К вопросу о единстве партии.

Почти четыре года тому назад наша организация выступила открыто и решительно на путь борьбы за единство партии.

Тогда разброд социал-демократов был бесконечно сильнее, чем теперь, Что самое главное, партийные организации были очень слабы.

Растлевающий яд ликвидаторства–антипартийности отравил часть рабочих масс. Революционные лозунги были сданы ликвидаторами в архив. Пролетариат звали бороться за «свободу коалиций», отвлекая его от решительной борьбы за полное низвержение царизма. Глашатаи этих новых форм борьбы, ныне приютившиеся в «Рабочей Газете», оплевывая подполье и революционную тактику части с.-д. кстати и некстати кивали на германскую с.-д. Зрите, дескать и учитесь: пример бо достойный подражания. Наша организация, будучи группировкой революционных с.-д., как большевиков так и меньшевиков, резко отмежевалась от ликвидаторов.

Единство партии понималась нами, прежде всего, как единство тех, кто признавал подполье, кто признавал решения общепартийных съездов и конференций. Но отмежевываясь от ликвидаторов, мы считали, что за пределами большевистской группировки имеется много здоровых, революционных пролетарских элементов. Меньшевизм для нас не покрывался «ликвидаторством», равно как в рамки официального большевизма не укладывались все «партийцы». Единство нами прежде всего мыслилось, как единство снизу — единство рабочих на фабриках и заводах, ибо только при этом условии можно серьезно говорить о единой партии. Мы никогда не были идейными примиренцами; «объединение течений» не входило в наши задачи. Не в примирении официальных вождей мыслился нам выход из тупика партийной анархии, а в объединении пролетарских масс.

Фракционные группировки большевиков и меньшевиков были тогда очень слабы; порою они совершенно отсутствовали. Наша организация, возникая, как нечто третье, имела все основания полагать, что, при таком положении дел, создание здорового партийного организма является вполне возможным. Мы не боялись упрёков в том, что создаем третью партию — жизнь разбила этот несостоятельной, под час демагогический аргумент. И вся история петербургского с.–д. движения первой половины 1914 г. свидетельствует о том, что наши надежды не были пустыми мечтаниями праздных людей. На лозунг «единства революционных с.-д.» откликнулись самые широкие рабочие массы. Те товарищи, как большевики так и меньшевики, которые принимали участие в партийной работе летом 1914 г., помнят, какое оживление царило тогда в среде с.–демократов. Вопрос был поставлен на очередь дня. О единстве заговорили не только в Петербурге, но и в провинции.

*Исходные данные*
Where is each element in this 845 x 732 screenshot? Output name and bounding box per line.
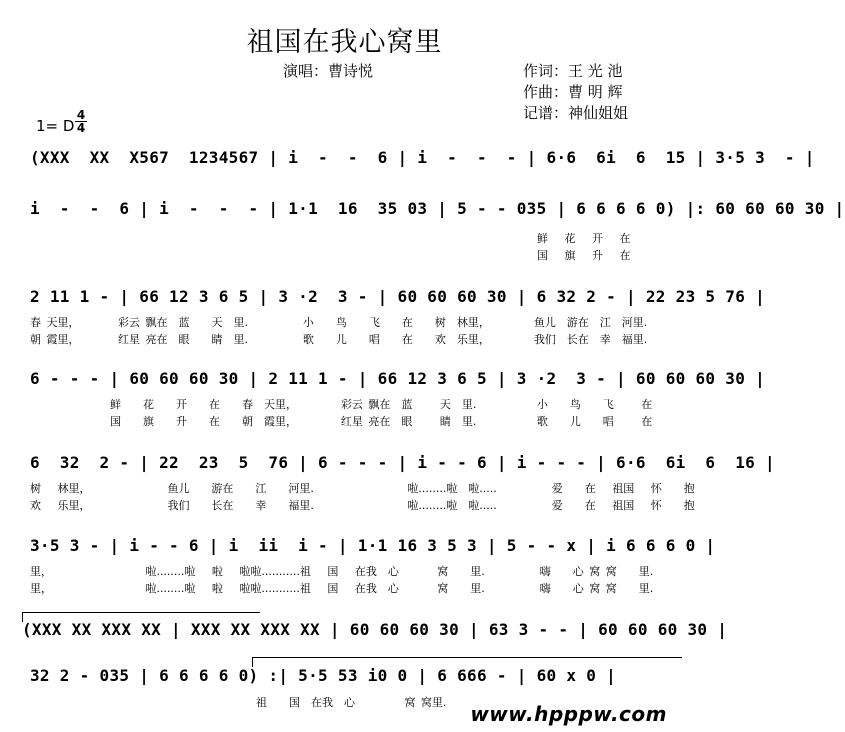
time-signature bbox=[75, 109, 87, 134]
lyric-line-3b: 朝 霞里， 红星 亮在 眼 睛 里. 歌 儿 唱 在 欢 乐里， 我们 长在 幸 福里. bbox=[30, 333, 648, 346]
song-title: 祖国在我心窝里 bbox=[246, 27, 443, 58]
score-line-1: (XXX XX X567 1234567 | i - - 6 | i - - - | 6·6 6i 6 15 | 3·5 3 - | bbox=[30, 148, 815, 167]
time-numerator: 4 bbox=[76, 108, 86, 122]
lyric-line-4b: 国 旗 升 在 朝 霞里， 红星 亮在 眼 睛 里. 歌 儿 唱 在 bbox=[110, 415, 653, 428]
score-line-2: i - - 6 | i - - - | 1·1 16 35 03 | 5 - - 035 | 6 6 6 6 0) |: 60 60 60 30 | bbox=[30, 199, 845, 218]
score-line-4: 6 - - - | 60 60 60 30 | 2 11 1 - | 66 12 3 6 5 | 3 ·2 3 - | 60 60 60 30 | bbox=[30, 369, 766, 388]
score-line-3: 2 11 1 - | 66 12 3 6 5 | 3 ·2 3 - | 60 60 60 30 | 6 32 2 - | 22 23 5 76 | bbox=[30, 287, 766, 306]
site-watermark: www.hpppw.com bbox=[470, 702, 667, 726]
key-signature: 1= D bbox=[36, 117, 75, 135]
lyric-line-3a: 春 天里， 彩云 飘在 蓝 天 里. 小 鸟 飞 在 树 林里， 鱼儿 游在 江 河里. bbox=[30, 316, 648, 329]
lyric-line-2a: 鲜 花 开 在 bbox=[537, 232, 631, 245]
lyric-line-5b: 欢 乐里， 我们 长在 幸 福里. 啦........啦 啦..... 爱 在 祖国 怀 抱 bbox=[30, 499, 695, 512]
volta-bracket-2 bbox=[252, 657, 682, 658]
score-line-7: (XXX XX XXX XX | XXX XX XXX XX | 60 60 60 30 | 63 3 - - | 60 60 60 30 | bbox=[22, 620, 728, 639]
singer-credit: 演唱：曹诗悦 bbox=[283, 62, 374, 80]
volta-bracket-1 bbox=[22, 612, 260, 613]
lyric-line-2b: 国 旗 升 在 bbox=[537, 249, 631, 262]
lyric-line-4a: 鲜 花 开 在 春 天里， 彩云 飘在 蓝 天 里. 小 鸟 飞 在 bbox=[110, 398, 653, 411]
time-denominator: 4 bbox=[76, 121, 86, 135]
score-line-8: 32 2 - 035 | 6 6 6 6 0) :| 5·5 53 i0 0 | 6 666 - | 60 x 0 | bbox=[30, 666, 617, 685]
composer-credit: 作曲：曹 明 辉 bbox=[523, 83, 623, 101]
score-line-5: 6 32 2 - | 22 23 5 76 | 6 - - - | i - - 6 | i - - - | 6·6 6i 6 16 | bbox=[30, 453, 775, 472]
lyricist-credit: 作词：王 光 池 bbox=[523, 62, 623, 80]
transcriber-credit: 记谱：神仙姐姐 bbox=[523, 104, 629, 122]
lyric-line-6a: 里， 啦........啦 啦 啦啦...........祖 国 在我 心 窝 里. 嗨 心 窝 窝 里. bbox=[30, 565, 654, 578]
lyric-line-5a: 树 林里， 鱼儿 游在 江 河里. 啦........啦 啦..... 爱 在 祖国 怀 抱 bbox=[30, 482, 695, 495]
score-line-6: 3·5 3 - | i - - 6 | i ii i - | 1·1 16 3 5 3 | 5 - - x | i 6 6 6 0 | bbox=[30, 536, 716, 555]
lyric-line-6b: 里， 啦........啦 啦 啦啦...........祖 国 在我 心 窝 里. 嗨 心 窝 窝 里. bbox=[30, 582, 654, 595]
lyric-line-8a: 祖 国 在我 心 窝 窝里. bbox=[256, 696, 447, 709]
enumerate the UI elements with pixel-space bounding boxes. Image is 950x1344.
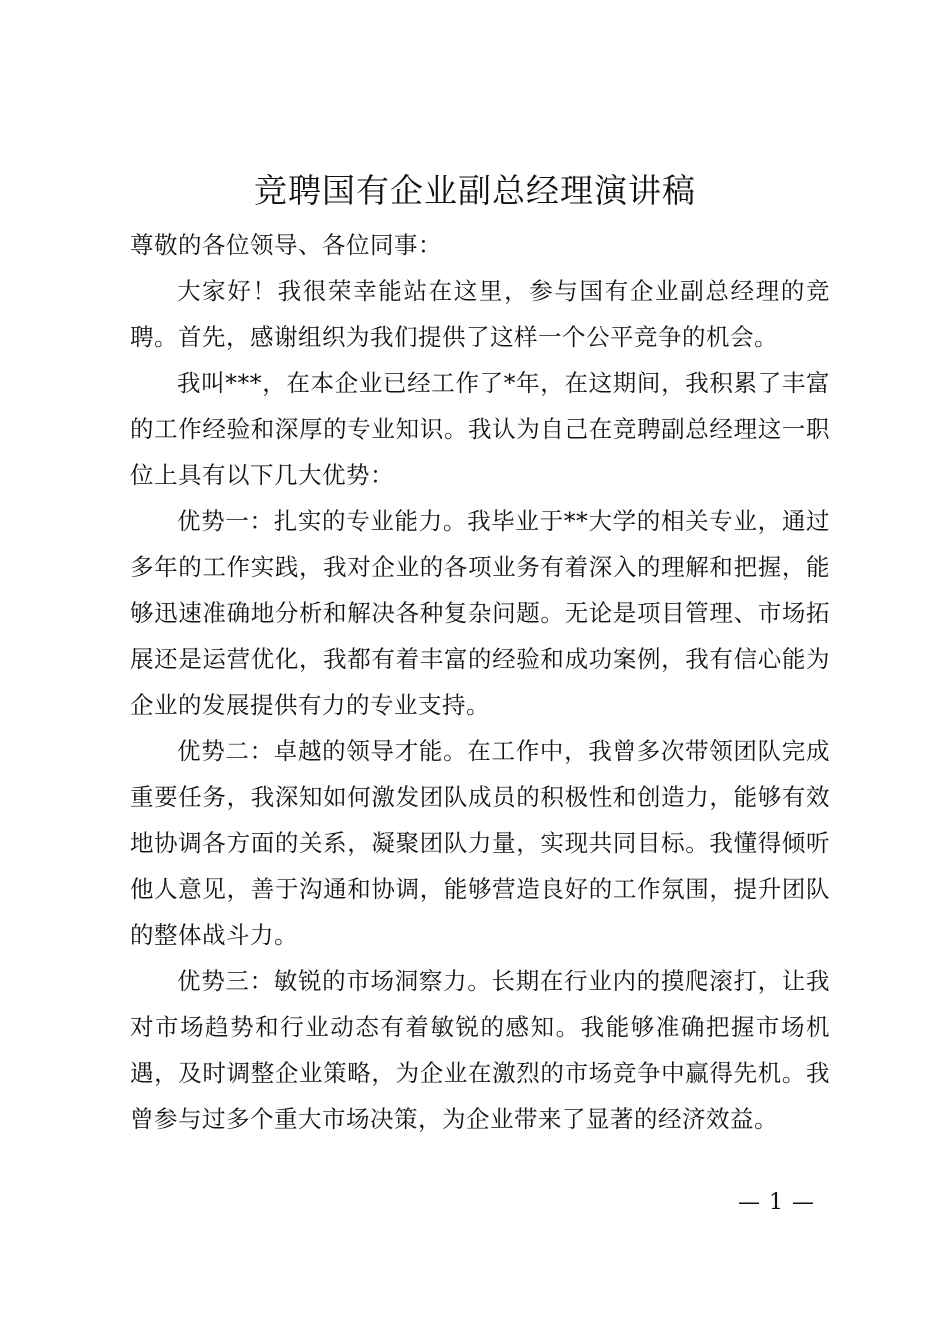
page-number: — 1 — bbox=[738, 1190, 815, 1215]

*Задания к выполнению*
1/ Сколько времени назад, согласно тексту о единстве партии, организация выступила на путь борьбы за это единство?
2/ Замените в тексте о единстве партии «царизма» на «самодержавия» и приведите отрывок целиком, от «Растлевающий яд ликвидаторства–антипартийности» и до «отмежевалась от ликвидаторов.» включительно.
3/ Продолжите текст о единстве партии, начав сразу после его последнего предложения.
Приведенные данные для работы не используются.

*Ответы*
1/ Почти четыре года тому назад.

2/
Растлевающий яд ликвидаторства–антипартийности отравил часть рабочих масс. Революционные лозунги были сданы ликвидаторами в архив. Пролетариат звали бороться за «свободу коалиций», отвлекая его от решительной борьбы за полное низвержение самодержавия. Глашатаи этих новых форм борьбы, ныне приютившиеся в «Рабочей Газете», оплевывая подполье и революционную тактику части с.-д. кстати и некстати кивали на германскую с.-д. Зрите, дескать и учитесь: пример бо достойный подражания. Наша организация, будучи группировкой революционных с.-д., как большевиков так и меньшевиков, резко отмежевалась от ликвидаторов.

3/
Строительство единых организаций, заводских коллективов, комитетов шло стихийно, захватывая все более и более широкие круги пролетариата. Осуществлялось единство вопреки желаниям и восстановлениям фракционных центров.

Но грянула война и смешала карты.

Вопрос о «единстве» стал в иную плоскость. Наша же организация с первых же дней войны — без всяких колебаний и единогласно — выбросившая лозунг «война войне» — ограничила рамки «единой партии» ещё новым требованием — требованием от её членов интернационалистически-революционного отношения в вопросах войны. Как до войны мы боролись с ликвидаторством, зовя к единству «партийцев», так во время её мы боролись с оборонцами, зовя к единству интернационалистов. Значительная часть «партийцев» из меньшевиков и отдельные личности из большевиков капитулировали перед оборончеством. И с ними мы порвали решительно и бесповоротно. Единство партии, казавшиеся летом 1914 г. столь близким, отодвинулось вдаль.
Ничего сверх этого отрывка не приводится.